▶ **REQUIRED WORK**
Show every line in the records below that contains the word "Article".

Items listed in a dataset

◇ ◇ ◇

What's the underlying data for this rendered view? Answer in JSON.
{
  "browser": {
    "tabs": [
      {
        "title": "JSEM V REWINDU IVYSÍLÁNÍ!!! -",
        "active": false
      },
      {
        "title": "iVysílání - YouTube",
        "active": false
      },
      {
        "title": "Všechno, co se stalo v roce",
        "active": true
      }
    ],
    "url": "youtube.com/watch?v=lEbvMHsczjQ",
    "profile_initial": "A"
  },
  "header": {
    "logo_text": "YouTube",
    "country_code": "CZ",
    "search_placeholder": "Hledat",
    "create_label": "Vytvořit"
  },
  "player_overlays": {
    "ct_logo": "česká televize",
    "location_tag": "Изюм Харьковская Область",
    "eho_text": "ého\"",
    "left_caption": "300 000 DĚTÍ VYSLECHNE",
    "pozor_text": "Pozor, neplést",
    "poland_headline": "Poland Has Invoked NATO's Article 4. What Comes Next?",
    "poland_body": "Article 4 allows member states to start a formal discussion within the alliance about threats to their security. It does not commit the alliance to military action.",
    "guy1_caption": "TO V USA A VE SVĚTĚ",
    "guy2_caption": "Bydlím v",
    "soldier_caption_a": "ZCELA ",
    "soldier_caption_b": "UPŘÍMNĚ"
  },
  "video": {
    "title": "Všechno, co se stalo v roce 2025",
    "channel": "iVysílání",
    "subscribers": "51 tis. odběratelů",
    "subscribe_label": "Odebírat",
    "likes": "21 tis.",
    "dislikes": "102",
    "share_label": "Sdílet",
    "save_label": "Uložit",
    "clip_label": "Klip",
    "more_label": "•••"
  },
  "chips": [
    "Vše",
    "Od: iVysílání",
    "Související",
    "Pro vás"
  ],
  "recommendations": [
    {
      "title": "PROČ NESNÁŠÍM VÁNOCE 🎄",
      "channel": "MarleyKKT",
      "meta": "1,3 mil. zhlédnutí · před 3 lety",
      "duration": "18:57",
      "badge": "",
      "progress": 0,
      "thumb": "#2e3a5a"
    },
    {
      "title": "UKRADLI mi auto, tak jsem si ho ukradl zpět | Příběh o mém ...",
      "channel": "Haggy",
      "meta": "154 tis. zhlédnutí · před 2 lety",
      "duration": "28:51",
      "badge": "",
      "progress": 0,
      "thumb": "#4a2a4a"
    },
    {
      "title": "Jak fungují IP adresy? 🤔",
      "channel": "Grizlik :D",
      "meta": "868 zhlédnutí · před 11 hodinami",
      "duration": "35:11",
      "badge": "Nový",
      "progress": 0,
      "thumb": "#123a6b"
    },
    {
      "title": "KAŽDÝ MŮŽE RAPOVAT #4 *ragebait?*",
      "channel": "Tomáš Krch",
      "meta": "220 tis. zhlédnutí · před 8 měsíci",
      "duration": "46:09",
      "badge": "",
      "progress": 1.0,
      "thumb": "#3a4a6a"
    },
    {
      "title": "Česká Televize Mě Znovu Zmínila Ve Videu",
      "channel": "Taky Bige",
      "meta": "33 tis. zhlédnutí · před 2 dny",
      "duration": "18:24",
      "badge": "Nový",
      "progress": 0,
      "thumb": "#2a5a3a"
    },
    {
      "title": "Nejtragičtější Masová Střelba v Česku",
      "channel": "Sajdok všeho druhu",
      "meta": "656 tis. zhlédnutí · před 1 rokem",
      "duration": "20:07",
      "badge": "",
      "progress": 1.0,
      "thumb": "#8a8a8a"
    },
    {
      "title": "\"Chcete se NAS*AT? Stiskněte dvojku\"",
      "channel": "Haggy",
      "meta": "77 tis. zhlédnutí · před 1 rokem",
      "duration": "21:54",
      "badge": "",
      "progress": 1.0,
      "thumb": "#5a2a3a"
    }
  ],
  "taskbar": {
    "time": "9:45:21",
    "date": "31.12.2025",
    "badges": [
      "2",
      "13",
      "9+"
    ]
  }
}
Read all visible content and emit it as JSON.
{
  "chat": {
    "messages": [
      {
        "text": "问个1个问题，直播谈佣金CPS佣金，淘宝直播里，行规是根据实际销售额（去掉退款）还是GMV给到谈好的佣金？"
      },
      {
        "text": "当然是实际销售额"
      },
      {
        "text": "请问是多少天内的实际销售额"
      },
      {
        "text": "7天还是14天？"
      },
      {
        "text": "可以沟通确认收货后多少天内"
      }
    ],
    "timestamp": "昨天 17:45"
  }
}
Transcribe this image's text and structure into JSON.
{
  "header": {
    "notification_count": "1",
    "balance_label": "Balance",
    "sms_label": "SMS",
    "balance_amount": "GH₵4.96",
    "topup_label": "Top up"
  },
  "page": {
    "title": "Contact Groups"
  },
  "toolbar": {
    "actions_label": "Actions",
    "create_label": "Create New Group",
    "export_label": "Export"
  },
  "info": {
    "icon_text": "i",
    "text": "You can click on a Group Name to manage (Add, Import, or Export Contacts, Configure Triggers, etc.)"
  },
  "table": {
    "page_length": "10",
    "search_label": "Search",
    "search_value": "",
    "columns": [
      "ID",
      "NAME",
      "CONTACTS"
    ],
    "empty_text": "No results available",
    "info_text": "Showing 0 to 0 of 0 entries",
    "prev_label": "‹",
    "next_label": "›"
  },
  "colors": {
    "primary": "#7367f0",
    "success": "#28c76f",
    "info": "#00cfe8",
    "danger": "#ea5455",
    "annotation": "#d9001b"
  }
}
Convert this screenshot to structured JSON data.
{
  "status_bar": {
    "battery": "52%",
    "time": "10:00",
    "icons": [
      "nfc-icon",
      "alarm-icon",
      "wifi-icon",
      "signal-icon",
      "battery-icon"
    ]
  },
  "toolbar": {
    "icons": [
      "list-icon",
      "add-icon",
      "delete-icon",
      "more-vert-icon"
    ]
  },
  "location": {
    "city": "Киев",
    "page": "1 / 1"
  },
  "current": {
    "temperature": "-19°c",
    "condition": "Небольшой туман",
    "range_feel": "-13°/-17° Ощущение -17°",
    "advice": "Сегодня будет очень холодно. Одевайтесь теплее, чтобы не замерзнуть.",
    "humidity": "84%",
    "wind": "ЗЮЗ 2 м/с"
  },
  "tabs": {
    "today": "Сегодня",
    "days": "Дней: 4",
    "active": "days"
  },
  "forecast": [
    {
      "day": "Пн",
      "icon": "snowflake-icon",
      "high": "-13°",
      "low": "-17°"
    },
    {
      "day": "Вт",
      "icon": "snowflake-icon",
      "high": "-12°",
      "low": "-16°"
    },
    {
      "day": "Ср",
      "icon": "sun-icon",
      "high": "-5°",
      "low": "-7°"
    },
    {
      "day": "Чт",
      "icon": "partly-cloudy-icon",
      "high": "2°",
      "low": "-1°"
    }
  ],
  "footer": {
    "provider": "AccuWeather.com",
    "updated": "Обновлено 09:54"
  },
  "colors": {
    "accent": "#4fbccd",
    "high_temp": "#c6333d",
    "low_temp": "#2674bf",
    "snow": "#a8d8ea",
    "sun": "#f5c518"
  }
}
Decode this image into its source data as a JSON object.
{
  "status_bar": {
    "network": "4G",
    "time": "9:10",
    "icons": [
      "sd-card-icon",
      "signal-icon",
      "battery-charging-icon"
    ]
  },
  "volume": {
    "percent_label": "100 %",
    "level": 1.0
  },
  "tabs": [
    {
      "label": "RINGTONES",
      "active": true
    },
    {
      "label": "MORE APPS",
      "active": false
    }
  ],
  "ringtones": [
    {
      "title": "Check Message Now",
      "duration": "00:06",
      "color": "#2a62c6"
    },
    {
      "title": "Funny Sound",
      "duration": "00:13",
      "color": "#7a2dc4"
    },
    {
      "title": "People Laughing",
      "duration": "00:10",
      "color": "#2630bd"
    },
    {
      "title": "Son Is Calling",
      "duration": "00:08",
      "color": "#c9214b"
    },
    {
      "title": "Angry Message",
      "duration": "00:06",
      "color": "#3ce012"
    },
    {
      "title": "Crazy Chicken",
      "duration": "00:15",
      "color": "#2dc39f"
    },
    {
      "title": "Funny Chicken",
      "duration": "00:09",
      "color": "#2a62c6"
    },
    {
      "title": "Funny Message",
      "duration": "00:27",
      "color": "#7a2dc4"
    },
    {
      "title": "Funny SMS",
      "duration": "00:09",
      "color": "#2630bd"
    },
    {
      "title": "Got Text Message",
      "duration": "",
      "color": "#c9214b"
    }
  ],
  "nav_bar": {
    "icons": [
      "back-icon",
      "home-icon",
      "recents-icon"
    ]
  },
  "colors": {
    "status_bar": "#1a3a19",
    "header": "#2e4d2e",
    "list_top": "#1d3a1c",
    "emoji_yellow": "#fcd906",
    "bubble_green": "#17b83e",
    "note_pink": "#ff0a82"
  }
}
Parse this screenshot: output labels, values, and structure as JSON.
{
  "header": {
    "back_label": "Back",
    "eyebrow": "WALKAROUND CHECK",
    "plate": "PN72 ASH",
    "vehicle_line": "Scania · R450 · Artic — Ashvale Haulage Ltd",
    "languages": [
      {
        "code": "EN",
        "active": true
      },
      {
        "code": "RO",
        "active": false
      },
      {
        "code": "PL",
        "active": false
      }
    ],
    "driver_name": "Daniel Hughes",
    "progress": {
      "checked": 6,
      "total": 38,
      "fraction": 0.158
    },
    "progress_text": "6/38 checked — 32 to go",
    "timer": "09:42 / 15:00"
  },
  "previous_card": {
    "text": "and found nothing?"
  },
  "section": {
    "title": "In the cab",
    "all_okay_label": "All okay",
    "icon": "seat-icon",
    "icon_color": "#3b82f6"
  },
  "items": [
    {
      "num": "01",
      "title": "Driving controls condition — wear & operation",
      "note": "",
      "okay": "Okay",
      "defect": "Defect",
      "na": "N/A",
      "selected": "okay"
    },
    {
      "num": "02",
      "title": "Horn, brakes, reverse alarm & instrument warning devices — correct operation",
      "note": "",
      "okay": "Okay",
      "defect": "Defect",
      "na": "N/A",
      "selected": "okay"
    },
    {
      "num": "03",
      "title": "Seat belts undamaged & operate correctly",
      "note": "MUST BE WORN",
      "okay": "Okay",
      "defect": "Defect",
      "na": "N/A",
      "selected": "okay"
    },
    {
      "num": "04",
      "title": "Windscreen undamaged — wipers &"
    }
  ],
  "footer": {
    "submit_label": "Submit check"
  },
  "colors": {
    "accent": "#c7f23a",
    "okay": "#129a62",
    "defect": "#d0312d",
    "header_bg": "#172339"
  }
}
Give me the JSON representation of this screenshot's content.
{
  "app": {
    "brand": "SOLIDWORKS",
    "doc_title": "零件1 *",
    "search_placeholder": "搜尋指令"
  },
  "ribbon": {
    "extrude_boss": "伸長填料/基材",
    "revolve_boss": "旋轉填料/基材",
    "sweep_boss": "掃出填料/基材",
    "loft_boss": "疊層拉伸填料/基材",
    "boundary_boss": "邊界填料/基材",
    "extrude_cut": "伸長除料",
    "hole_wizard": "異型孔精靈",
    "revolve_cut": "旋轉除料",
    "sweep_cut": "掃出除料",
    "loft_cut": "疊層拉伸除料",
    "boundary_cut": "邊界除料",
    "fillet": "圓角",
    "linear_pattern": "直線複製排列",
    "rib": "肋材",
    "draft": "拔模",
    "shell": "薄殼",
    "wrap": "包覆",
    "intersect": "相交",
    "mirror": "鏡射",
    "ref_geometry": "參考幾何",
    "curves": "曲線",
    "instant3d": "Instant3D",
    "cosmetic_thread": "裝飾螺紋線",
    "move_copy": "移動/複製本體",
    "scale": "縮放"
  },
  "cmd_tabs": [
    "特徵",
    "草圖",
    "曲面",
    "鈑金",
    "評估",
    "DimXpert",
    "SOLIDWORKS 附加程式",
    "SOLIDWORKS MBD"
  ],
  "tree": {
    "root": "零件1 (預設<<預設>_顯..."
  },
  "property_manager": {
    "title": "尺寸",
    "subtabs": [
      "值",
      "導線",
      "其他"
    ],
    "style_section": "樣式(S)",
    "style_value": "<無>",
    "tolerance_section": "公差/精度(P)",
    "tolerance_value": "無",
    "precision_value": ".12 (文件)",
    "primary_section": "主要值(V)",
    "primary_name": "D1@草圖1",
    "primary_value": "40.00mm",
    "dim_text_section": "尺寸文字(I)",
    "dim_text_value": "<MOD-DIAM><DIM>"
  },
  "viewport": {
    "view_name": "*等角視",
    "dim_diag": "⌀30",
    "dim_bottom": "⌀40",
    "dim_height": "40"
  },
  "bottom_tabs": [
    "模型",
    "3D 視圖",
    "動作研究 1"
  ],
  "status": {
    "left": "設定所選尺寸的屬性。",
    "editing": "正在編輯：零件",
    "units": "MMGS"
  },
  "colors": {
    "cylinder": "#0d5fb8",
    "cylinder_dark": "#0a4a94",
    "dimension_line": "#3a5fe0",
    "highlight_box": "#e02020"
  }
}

◇ ◇ ◇

▶ **REPLY**
    "poland_headline": "Poland Has Invoked NATO's Article 4. What Comes Next?",
    "poland_body": "Article 4 allows member states to start a formal discussion within the alliance about threats to their security. It does not commit the alliance to military action.",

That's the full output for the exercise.